- **Exercise task**:
Skip the images and return the records below exactly.

** START OF Data shown **

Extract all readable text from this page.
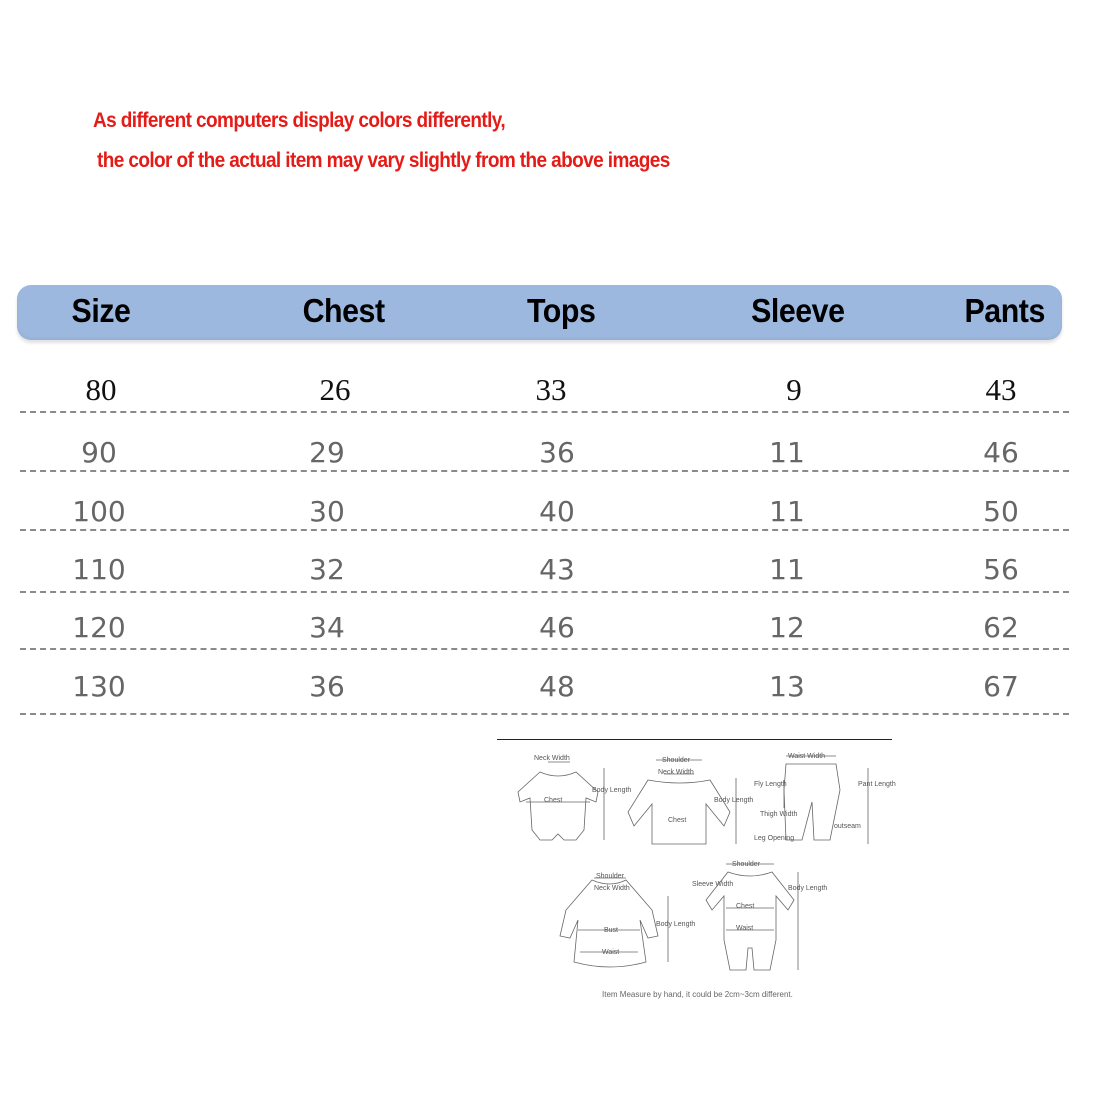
As different computers display colors differently,
the color of the actual item may vary slightly from the above images
Size	Chest	Tops	Sleeve	Pants
80	26	33	9	43
90	29	36	11	46
100	30	40	11	50
110	32	43	11	56
120	34	46	12	62
130	36	48	13	67
Neck Width
Chest
Body Length
Shoulder
Neck Width
Chest
Body Length
Waist Width
Fly Length	Pant Length
Thigh Width
outseam
Leg Opening
Shoulder
Neck Width
Bust
Body Length
Waist
Shoulder
Sleeve Width
Body Length
Chest
Waist
Item Measure by hand, it could be 2cm~3cm different.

** END OF Data shown **

- **Response to the task**:
Extract all readable text from this page.
As different computers display colors differently,
the color of the actual item may vary slightly from the above images
Size	Chest	Tops	Sleeve	Pants
80	26	33	9	43
90	29	36	11	46
100	30	40	11	50
110	32	43	11	56
120	34	46	12	62
130	36	48	13	67
Neck Width
Chest
Body Length
Shoulder
Neck Width
Chest
Body Length
Waist Width
Fly Length	Pant Length
Thigh Width
outseam
Leg Opening
Shoulder
Neck Width
Bust
Body Length
Waist
Shoulder
Sleeve Width
Body Length
Chest
Waist
Item Measure by hand, it could be 2cm~3cm different.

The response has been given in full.